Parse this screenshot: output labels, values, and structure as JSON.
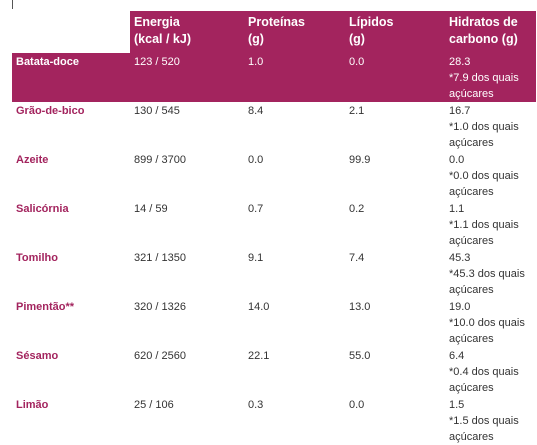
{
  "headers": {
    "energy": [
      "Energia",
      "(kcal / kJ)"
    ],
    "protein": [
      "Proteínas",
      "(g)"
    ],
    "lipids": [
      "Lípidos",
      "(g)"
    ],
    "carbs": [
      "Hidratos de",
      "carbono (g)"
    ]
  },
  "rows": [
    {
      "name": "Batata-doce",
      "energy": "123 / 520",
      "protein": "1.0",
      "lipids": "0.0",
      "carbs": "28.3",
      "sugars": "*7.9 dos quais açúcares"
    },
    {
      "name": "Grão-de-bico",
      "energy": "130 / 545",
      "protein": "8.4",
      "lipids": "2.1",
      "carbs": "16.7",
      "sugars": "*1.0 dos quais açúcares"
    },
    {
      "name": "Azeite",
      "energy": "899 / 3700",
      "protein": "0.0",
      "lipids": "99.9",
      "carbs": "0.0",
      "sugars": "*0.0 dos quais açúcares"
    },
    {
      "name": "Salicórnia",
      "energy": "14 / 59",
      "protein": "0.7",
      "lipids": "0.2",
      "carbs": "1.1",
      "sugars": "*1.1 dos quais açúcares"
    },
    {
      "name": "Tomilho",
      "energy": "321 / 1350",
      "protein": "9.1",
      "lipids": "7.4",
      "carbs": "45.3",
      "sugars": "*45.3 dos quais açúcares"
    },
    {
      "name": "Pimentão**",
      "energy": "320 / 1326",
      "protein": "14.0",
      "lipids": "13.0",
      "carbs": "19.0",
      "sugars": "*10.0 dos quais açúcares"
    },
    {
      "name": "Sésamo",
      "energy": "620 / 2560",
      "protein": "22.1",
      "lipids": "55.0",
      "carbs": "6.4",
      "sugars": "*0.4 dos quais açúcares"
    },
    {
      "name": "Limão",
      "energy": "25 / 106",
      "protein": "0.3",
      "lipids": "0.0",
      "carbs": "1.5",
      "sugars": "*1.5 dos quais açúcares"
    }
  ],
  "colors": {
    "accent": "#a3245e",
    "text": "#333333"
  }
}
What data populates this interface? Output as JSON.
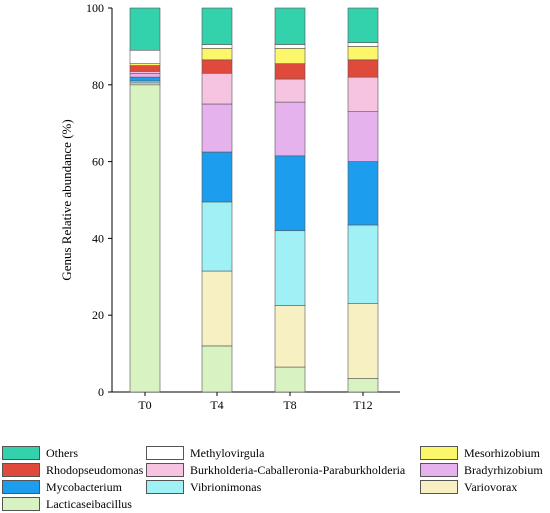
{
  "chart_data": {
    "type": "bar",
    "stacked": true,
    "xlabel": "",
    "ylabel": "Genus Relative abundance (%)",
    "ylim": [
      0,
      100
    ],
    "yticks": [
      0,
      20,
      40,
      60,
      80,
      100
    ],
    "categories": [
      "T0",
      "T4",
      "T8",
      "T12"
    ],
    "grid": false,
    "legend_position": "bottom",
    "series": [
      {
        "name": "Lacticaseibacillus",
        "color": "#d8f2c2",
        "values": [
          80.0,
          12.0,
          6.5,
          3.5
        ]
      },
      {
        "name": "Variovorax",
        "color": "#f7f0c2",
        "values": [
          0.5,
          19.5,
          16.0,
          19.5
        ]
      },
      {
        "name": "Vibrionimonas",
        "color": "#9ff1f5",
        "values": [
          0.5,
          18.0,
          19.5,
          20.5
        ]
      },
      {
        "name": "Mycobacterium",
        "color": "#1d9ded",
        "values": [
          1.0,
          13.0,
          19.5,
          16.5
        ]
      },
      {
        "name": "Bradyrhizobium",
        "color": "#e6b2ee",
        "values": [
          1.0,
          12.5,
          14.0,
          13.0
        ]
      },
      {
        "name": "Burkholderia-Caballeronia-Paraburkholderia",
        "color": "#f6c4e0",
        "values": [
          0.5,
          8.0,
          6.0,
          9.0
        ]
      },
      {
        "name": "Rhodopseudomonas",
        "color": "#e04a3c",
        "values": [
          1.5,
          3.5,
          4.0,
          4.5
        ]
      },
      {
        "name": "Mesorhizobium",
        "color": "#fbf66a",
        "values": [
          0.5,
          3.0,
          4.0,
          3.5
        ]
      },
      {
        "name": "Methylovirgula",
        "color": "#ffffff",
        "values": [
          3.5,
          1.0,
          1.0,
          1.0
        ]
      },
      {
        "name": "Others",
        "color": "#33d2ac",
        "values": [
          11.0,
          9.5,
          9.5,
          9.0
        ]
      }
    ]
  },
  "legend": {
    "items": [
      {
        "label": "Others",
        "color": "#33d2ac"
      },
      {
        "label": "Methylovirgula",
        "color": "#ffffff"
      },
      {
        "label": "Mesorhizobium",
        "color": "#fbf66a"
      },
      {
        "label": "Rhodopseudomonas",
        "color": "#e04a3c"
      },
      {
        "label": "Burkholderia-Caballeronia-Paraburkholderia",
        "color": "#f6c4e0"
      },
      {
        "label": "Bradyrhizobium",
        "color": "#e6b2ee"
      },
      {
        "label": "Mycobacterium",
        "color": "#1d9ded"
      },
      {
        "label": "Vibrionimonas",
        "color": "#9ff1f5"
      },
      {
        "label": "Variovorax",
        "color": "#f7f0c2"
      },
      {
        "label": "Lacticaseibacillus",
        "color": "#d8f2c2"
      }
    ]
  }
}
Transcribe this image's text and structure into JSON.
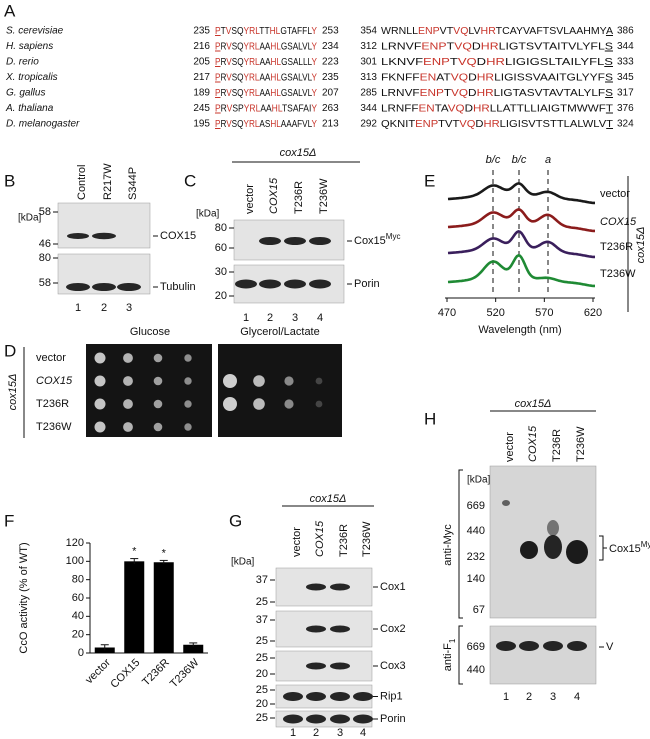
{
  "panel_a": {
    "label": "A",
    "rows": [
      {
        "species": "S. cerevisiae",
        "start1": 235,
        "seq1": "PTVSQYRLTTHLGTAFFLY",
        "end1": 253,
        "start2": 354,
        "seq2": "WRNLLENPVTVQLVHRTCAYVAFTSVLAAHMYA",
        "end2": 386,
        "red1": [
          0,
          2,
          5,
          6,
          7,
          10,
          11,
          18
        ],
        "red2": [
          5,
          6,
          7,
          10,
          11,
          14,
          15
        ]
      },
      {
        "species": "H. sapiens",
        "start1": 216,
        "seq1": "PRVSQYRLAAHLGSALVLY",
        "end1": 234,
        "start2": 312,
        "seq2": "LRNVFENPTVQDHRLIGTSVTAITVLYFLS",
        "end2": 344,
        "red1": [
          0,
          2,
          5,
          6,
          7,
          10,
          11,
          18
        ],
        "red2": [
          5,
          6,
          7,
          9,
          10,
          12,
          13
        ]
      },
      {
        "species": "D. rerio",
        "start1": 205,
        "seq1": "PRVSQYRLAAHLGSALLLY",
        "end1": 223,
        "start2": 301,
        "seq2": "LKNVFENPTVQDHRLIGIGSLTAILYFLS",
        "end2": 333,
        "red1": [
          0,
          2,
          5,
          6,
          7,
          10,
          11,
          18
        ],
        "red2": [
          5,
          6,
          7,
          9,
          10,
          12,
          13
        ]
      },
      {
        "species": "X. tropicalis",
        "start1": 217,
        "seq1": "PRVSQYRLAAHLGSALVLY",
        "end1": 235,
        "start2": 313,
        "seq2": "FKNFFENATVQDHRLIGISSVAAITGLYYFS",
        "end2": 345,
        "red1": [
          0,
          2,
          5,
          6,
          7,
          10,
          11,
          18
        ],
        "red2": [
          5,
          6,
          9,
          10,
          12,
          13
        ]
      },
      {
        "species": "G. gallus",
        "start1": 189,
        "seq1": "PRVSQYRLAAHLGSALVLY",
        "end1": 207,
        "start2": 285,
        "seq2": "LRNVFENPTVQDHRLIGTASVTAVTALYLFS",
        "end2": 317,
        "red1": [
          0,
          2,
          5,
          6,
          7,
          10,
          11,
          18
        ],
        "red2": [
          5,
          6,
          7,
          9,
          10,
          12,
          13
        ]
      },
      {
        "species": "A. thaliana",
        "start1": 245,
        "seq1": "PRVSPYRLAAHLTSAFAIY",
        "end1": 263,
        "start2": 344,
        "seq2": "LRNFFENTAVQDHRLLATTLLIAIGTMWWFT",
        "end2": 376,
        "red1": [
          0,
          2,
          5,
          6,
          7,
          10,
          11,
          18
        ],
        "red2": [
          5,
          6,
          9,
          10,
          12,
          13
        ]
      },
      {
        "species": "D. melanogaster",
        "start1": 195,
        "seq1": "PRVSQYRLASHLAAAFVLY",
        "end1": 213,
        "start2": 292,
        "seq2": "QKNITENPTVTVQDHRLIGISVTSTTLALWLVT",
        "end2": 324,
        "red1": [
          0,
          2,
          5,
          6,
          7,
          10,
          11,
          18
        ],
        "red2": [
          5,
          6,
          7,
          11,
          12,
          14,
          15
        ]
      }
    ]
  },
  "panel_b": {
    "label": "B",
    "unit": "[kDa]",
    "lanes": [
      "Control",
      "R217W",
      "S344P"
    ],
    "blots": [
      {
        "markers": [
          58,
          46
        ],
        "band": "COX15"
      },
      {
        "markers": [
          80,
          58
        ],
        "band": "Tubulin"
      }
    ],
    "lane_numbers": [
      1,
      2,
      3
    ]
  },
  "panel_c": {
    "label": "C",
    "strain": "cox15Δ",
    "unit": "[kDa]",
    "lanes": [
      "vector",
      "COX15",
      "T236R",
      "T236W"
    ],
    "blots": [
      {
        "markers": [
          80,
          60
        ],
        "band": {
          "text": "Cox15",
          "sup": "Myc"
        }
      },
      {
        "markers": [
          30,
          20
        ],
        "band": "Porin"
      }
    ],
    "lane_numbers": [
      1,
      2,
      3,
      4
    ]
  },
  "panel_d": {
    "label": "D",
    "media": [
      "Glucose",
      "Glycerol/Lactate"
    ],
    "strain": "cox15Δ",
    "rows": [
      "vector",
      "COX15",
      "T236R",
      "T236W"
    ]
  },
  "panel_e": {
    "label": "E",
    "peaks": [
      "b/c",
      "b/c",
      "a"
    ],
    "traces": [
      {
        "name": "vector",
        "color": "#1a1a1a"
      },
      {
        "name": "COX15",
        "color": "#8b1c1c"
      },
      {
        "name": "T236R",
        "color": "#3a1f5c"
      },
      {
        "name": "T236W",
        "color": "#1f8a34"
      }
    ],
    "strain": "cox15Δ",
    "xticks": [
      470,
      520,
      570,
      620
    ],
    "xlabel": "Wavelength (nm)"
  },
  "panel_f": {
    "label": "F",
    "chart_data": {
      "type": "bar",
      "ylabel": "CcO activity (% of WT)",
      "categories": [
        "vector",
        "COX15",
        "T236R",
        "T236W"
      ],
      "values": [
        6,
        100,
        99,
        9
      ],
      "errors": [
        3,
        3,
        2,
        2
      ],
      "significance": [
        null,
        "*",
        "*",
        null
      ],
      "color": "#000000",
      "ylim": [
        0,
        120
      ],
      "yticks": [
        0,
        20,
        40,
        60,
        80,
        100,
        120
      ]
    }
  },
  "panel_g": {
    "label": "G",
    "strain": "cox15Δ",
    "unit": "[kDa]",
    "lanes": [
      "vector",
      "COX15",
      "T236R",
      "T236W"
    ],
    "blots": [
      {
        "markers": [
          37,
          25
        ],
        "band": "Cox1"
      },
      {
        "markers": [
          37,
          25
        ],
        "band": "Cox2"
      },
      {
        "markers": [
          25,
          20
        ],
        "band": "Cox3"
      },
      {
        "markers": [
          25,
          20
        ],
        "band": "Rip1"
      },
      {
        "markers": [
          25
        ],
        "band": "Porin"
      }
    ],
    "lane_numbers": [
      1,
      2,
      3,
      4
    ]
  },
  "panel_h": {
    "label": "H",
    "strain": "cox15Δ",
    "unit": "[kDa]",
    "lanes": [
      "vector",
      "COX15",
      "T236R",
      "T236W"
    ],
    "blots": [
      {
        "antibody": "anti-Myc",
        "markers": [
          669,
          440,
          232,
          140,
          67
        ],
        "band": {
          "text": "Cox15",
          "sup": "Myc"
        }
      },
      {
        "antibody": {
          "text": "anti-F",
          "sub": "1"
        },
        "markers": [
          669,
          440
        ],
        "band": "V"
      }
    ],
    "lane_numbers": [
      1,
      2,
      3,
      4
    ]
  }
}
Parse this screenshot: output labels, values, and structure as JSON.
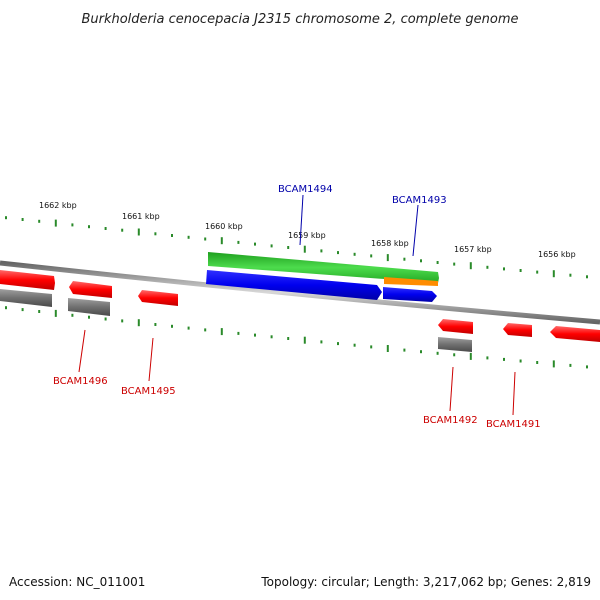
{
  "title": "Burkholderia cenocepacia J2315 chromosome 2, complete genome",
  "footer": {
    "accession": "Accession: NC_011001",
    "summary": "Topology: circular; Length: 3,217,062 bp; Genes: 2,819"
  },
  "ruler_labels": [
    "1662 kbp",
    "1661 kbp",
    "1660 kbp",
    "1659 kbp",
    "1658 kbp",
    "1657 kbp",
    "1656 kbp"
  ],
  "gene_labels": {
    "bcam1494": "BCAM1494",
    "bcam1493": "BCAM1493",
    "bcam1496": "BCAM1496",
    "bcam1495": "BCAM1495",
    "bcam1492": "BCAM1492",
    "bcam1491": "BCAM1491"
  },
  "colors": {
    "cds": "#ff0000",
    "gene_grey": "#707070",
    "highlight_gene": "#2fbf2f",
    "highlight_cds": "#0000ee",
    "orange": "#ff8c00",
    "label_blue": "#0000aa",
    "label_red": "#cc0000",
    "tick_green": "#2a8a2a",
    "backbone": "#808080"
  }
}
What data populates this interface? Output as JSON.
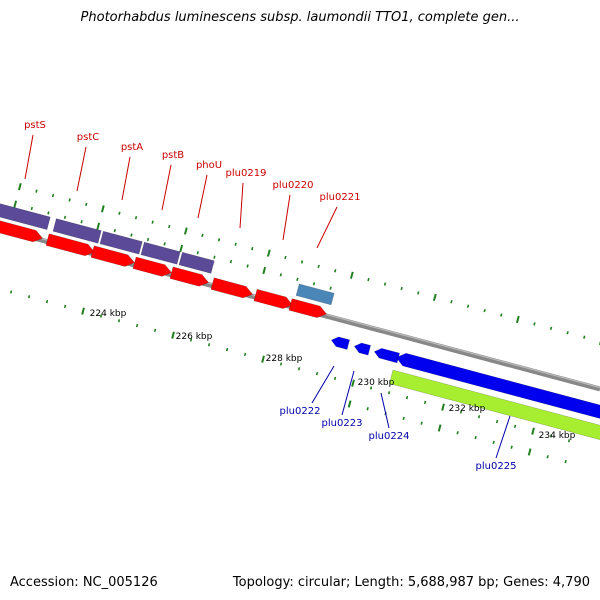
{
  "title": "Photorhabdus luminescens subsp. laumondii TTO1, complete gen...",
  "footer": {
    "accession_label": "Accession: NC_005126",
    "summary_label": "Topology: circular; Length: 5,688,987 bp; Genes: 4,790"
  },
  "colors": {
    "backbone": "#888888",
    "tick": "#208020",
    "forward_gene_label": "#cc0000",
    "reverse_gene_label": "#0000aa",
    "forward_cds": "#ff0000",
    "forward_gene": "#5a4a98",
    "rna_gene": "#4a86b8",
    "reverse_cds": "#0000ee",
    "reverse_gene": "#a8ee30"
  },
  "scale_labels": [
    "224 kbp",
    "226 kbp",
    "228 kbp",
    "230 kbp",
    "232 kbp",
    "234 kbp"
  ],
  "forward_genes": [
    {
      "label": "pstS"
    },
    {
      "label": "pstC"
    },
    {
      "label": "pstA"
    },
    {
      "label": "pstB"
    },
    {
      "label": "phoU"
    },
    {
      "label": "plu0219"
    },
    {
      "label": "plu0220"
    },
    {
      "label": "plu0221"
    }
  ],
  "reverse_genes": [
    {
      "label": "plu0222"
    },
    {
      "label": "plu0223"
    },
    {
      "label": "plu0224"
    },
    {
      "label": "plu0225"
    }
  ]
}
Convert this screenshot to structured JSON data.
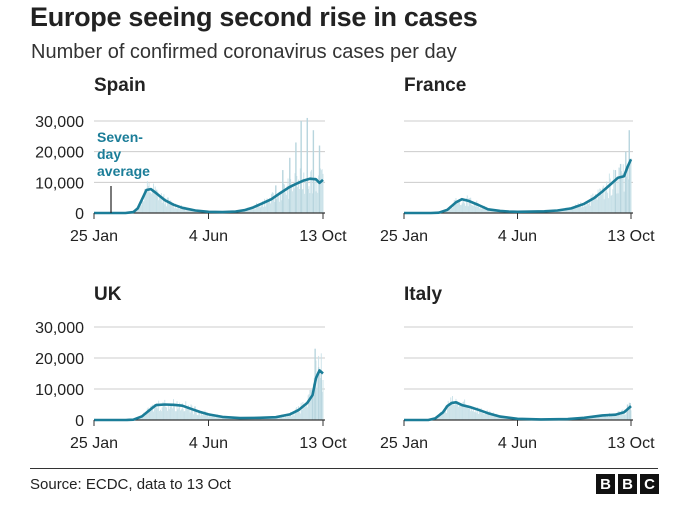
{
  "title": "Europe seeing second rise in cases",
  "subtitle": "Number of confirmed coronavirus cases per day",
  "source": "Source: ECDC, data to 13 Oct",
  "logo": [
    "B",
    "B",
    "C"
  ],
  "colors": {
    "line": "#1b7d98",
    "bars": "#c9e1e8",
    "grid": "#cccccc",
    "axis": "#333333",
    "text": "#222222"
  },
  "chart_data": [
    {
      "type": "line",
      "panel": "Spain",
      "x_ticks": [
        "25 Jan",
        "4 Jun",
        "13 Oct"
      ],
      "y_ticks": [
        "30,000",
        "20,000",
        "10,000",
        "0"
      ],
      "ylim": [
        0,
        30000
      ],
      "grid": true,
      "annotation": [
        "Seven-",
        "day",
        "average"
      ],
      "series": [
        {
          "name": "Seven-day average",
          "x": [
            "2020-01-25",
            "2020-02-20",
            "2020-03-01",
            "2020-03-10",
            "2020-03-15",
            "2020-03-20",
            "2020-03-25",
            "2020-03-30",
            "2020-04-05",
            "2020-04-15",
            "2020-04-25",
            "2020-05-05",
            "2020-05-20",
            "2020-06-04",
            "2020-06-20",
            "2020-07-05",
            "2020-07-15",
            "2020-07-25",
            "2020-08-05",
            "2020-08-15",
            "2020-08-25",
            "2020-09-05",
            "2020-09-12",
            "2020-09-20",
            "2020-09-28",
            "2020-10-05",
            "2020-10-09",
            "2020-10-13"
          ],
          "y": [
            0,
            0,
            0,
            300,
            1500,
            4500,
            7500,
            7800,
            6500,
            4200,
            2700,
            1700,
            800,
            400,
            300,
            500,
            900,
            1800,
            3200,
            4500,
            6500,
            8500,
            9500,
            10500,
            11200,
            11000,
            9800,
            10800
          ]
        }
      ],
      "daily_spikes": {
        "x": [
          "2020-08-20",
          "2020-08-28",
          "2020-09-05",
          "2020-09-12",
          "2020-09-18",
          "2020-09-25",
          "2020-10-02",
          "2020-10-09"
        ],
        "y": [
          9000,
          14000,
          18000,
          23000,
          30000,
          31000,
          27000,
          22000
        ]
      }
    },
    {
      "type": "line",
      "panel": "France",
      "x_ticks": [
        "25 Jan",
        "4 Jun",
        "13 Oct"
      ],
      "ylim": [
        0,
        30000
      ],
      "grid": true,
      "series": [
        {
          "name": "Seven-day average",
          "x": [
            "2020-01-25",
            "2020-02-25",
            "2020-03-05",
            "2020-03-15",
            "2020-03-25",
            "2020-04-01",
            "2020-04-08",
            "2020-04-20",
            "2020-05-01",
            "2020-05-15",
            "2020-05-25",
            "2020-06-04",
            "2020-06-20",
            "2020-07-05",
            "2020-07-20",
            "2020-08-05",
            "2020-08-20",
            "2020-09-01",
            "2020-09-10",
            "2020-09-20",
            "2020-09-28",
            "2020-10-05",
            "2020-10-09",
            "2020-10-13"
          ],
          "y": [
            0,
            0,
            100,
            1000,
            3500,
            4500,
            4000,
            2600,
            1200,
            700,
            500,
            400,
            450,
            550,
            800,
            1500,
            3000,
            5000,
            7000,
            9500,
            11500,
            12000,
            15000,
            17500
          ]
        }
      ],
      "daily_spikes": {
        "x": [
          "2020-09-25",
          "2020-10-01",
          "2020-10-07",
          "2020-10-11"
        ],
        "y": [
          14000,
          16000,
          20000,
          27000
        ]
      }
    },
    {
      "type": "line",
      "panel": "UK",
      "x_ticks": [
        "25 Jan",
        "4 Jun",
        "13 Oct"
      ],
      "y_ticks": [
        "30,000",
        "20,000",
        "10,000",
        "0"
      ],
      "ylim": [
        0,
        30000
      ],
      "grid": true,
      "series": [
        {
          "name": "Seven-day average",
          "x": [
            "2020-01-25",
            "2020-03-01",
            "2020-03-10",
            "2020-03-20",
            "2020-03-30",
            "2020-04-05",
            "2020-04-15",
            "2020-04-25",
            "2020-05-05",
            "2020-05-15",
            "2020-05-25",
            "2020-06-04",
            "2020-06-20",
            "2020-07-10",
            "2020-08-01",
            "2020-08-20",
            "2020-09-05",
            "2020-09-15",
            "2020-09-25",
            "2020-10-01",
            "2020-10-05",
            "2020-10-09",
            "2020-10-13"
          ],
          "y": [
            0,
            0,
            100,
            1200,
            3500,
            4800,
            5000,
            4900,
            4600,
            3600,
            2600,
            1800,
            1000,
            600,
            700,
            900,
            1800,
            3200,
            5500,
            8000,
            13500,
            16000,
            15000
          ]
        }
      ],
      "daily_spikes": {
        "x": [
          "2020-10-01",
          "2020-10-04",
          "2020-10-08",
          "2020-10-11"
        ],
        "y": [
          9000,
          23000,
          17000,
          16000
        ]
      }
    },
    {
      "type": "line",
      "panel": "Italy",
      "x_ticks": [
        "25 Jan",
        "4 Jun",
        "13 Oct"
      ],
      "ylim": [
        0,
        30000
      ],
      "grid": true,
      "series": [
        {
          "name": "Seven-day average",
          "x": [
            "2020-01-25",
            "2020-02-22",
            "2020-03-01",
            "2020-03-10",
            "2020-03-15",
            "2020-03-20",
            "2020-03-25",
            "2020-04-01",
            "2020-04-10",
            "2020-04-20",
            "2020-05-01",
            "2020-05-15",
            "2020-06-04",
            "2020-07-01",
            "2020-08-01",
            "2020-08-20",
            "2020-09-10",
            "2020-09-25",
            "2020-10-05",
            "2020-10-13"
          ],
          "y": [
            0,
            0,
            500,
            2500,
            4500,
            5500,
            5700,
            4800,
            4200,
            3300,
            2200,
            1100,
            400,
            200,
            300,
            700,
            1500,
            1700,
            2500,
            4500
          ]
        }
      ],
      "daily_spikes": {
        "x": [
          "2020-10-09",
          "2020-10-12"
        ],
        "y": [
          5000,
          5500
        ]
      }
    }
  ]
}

━━━━━━━━━━━━━━━━

The task —
Note which lines carry the word "Mycobacterium" in the material, then copy each of them.

Written answer —
        "name": "Mycobacterium",
        "label": "Mycobacterium",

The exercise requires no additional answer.